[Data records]
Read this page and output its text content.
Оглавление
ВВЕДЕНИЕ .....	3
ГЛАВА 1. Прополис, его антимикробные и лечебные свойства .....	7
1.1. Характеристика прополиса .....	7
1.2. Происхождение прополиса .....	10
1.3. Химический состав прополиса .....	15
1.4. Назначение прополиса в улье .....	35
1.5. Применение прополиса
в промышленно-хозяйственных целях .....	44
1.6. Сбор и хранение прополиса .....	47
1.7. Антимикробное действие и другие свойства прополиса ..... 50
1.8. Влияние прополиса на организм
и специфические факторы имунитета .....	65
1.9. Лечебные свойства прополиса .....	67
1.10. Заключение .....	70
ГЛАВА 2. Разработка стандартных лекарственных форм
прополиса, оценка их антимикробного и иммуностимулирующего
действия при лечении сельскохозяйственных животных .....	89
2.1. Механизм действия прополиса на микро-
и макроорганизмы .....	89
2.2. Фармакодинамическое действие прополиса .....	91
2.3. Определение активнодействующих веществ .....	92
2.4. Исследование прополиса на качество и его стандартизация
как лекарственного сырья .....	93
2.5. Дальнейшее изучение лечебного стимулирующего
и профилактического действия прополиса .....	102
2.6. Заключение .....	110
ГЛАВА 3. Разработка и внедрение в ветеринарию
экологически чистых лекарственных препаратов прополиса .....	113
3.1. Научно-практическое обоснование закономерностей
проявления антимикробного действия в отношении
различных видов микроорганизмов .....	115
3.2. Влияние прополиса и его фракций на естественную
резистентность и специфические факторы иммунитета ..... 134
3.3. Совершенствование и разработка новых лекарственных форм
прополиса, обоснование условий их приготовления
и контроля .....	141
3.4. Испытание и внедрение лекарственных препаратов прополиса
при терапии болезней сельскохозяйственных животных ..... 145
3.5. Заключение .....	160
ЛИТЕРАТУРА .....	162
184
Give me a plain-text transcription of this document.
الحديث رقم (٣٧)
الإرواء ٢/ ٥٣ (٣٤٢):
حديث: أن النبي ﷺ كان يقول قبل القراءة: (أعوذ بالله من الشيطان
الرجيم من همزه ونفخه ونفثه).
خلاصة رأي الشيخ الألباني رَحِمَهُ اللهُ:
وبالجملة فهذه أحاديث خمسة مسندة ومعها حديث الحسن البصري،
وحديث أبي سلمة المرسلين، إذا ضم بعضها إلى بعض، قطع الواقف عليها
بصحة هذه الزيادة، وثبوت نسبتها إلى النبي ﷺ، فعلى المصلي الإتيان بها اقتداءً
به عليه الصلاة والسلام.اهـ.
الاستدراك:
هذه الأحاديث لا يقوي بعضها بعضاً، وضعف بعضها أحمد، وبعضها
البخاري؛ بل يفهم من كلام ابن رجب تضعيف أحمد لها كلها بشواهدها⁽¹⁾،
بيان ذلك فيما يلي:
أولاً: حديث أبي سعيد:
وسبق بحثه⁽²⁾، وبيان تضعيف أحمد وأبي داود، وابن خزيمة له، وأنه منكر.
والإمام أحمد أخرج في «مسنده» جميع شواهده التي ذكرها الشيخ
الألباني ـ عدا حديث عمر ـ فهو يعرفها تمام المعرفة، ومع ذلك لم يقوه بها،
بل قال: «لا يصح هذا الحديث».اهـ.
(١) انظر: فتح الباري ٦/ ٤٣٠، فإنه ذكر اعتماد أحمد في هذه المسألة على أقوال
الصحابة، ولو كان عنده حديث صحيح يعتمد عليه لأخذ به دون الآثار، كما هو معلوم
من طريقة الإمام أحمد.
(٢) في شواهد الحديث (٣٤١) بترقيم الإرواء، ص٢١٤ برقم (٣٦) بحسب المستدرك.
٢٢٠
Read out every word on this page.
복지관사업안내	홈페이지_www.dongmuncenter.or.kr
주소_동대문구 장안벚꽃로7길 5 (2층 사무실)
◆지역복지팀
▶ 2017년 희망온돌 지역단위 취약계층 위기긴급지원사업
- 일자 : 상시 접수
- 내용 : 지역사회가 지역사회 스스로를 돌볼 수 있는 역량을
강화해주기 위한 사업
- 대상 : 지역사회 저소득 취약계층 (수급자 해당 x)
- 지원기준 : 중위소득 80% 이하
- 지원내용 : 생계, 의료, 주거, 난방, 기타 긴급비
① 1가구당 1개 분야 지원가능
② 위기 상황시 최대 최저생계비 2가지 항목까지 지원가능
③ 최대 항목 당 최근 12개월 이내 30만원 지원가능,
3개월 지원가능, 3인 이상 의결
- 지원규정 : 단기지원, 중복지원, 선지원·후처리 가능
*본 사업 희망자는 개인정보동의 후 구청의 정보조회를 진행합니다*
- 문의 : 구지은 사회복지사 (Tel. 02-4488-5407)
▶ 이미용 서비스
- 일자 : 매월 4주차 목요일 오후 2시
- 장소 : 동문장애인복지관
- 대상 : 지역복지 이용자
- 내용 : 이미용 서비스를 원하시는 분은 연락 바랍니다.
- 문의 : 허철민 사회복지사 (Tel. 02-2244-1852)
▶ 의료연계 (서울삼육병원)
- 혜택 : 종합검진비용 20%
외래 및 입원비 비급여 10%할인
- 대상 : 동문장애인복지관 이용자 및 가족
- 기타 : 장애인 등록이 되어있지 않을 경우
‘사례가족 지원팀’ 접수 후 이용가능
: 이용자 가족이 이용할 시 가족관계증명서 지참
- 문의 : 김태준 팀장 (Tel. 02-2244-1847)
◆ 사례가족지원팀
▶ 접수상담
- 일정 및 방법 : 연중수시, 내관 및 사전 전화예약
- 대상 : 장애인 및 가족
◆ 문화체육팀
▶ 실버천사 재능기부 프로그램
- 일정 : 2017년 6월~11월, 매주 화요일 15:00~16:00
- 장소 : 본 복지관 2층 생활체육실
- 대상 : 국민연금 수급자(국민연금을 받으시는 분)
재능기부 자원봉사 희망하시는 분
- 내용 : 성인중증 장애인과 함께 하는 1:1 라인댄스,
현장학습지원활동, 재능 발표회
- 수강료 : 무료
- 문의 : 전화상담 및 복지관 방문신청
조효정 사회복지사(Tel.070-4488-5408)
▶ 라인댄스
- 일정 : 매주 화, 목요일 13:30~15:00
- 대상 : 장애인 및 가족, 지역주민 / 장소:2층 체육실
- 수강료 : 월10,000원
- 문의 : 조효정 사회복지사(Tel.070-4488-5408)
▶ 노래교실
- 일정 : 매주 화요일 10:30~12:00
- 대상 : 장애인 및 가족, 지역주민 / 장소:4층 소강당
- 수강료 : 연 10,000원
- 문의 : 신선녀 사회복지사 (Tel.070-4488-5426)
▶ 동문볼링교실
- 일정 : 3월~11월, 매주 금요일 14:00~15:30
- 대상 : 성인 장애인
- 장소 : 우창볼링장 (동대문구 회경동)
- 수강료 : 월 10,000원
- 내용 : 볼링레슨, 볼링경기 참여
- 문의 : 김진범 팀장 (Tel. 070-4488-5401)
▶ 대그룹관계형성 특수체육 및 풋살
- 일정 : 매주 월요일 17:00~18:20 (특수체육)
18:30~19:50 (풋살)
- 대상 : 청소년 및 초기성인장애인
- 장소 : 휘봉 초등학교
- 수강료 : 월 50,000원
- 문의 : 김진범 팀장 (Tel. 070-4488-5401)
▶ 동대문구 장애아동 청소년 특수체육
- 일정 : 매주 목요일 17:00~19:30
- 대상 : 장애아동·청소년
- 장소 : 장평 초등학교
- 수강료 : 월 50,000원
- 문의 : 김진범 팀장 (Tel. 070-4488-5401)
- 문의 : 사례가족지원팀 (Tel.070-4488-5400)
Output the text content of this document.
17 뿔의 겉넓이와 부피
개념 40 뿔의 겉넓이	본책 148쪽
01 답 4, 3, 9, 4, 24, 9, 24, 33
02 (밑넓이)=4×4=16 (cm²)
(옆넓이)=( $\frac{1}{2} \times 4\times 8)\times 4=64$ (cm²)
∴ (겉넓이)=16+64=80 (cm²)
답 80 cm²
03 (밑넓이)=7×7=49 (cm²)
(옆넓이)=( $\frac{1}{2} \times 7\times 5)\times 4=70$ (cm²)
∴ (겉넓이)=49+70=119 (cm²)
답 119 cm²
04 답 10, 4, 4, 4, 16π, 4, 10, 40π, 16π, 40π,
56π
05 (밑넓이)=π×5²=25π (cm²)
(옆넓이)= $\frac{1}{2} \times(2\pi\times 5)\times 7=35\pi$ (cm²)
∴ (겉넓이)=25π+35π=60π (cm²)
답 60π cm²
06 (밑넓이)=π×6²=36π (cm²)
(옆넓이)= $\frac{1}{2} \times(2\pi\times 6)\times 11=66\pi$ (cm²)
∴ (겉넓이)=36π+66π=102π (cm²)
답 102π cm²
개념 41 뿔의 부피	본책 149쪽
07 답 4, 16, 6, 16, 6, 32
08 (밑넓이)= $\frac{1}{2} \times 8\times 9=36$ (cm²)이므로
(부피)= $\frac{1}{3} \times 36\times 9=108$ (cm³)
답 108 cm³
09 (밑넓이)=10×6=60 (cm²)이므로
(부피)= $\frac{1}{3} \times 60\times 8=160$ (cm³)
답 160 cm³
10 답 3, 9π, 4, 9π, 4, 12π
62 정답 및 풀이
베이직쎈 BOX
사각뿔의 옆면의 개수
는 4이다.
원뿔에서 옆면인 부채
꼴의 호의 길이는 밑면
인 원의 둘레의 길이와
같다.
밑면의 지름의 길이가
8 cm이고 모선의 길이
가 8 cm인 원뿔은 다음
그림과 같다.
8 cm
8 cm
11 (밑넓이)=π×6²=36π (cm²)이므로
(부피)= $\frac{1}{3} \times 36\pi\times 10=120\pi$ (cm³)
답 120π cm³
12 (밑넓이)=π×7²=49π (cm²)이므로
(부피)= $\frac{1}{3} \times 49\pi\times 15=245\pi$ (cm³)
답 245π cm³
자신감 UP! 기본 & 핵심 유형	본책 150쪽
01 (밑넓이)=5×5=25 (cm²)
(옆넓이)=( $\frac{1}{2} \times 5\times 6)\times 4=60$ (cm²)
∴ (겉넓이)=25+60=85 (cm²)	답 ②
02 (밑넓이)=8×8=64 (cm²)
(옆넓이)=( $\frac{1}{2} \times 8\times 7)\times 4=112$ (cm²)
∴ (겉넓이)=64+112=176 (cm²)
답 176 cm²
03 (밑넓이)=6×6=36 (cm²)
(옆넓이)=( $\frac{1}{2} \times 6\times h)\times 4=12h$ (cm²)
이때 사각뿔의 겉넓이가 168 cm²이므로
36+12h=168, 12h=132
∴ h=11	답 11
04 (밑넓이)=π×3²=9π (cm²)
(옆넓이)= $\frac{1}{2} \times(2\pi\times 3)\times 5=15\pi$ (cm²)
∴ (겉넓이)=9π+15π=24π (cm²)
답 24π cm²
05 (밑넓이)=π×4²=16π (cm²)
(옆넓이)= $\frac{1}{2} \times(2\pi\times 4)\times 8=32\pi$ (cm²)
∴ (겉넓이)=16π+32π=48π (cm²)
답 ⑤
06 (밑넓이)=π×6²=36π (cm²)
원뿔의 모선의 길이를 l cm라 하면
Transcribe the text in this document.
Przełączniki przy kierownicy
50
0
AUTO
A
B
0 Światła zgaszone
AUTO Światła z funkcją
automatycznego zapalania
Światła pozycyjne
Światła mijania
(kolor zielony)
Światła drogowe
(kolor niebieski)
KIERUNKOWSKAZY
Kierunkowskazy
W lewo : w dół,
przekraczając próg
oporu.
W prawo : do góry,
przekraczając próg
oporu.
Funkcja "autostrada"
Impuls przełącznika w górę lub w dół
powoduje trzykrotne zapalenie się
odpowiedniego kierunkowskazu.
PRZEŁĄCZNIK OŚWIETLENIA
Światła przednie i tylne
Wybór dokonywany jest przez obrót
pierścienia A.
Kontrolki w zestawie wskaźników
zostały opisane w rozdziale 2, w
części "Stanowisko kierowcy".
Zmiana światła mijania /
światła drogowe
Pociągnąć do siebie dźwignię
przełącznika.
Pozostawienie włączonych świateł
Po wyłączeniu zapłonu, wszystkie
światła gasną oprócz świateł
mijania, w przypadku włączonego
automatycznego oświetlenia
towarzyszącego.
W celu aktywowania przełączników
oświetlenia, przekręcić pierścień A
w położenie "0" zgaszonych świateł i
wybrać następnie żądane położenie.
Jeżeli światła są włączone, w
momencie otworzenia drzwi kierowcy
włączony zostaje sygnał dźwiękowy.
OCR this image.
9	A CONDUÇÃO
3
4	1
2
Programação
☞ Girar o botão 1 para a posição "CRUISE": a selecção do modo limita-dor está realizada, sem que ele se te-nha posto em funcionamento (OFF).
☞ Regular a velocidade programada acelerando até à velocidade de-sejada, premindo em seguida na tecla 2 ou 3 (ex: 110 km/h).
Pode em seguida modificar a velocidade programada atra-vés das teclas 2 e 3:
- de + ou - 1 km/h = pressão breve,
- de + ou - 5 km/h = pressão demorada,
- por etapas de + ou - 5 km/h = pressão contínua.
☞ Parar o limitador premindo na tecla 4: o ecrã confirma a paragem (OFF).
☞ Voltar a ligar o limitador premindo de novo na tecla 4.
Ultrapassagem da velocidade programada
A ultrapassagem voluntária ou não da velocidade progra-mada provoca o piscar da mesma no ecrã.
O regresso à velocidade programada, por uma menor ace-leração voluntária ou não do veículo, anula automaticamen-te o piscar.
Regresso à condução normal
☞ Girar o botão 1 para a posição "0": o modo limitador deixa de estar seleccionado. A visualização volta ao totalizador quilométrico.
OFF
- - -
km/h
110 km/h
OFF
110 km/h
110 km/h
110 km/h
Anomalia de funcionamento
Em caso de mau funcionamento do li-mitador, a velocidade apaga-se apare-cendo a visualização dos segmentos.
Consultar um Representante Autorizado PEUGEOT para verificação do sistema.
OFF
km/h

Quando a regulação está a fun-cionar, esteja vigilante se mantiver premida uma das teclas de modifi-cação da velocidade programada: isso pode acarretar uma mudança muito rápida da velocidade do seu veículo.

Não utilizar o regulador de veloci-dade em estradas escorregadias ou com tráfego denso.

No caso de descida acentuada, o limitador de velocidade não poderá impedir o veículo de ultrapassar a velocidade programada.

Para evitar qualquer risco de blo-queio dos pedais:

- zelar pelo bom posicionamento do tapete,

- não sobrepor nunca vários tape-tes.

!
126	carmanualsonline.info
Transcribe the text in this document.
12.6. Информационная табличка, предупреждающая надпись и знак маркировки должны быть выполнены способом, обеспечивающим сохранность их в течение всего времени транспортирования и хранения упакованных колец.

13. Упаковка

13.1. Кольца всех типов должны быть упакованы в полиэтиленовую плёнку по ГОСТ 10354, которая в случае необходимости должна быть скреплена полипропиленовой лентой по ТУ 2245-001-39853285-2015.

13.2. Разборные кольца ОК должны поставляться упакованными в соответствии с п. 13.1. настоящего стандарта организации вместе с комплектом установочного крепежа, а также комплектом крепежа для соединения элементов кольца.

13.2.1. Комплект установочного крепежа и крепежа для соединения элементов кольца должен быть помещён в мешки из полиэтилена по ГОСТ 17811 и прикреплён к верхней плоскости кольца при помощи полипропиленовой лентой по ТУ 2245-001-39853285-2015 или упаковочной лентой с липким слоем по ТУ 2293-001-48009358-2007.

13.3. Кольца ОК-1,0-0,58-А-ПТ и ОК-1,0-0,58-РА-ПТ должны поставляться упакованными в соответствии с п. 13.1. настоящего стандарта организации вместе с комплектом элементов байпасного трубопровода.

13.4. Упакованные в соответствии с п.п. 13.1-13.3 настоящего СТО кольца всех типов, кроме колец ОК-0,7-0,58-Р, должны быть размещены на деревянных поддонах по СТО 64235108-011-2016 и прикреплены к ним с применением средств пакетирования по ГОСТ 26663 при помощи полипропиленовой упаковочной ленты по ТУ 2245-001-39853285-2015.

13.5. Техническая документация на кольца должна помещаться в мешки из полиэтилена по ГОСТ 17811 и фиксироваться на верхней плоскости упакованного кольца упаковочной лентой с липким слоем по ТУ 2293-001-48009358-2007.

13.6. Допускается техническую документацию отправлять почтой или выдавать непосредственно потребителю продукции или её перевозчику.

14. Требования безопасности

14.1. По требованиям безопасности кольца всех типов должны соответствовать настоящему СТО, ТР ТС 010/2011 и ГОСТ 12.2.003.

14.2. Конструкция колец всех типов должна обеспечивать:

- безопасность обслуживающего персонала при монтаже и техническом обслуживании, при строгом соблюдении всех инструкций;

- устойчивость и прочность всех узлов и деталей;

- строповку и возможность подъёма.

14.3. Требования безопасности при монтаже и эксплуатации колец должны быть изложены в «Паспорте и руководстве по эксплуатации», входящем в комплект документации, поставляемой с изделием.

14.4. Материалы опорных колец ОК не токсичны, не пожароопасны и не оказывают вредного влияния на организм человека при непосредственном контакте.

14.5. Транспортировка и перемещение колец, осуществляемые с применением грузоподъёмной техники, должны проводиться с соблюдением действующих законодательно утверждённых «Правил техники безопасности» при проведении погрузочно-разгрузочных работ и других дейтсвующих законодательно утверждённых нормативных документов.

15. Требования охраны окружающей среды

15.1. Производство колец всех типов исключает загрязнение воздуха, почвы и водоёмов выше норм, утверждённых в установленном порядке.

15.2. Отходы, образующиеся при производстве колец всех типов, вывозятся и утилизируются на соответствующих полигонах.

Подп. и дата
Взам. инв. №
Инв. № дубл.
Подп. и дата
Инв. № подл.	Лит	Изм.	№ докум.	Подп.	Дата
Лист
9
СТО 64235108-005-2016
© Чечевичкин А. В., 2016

● **What the task requires**
The lines above form a set of records; determine how many of them contain the string "특수체육" and give that number alone.

● **Answer to this task**
3